TO BE DONE: Work through the data and report how many lines include the string "screenshot", giving the number alone.
-- BEGIN MATERIAL FOR THE TASK --
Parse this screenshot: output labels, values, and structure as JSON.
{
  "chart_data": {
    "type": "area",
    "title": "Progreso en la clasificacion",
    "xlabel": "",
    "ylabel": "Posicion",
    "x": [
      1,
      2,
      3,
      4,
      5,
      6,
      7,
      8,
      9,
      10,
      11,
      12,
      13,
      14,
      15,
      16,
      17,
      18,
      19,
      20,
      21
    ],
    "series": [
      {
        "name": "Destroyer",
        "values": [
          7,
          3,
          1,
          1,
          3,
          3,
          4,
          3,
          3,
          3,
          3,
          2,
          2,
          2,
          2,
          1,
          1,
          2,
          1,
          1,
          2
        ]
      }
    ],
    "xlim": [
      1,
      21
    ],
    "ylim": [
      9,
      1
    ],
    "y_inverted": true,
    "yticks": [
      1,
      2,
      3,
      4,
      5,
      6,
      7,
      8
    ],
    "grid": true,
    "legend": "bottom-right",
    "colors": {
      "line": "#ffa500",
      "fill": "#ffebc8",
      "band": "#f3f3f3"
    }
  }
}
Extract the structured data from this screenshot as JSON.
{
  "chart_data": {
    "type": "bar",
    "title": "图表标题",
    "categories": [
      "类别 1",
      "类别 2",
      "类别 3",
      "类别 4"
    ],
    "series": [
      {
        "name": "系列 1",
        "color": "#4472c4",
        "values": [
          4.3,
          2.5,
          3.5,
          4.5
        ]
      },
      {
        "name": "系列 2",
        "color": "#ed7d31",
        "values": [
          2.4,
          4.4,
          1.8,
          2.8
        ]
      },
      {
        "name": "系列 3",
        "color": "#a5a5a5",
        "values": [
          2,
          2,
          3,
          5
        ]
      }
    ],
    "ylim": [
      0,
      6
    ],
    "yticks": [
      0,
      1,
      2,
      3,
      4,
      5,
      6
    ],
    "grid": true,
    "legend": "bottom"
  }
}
-- END MATERIAL FOR THE TASK --
TASK RESULT: 2